# What you will do
Check each line of the records for "Spearman"; collect those that have it.

---------- Records

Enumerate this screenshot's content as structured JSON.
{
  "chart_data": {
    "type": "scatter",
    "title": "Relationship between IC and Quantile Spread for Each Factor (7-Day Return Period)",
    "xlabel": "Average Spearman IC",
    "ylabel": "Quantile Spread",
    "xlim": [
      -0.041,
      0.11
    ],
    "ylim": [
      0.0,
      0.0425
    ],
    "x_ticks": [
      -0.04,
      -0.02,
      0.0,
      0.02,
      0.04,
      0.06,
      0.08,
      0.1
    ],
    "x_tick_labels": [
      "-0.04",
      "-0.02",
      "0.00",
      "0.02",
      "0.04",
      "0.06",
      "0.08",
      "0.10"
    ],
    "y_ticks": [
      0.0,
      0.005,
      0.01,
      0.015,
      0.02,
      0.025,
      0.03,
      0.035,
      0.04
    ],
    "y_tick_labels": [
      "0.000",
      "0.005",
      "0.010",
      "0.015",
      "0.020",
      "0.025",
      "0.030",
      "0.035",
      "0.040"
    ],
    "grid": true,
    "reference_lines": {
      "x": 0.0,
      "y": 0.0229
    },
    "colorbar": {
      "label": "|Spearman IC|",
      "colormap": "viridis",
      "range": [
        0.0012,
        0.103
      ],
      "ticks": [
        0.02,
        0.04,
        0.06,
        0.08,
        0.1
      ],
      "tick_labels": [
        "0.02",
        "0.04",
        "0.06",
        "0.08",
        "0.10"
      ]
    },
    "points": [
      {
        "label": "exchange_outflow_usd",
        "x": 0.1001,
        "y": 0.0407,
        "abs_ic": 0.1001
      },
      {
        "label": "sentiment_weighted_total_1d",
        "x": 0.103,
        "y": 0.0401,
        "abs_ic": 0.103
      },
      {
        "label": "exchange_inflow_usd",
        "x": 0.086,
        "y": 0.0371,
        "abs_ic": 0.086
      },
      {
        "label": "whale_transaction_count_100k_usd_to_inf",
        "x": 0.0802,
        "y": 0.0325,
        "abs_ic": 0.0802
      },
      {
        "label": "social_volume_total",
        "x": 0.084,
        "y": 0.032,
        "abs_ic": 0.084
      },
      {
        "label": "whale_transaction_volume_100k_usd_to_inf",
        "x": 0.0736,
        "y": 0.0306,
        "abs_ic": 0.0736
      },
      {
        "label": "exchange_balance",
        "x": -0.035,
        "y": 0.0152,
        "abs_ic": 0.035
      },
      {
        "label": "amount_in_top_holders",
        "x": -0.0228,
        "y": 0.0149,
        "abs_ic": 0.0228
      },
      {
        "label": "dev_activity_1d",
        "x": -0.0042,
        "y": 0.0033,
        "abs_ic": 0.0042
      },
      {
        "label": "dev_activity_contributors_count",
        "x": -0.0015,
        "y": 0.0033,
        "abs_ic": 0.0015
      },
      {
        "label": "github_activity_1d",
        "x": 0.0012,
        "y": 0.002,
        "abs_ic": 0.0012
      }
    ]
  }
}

--------------------

# Written response
    "xlabel": "Average Spearman IC",
      "label": "|Spearman IC|",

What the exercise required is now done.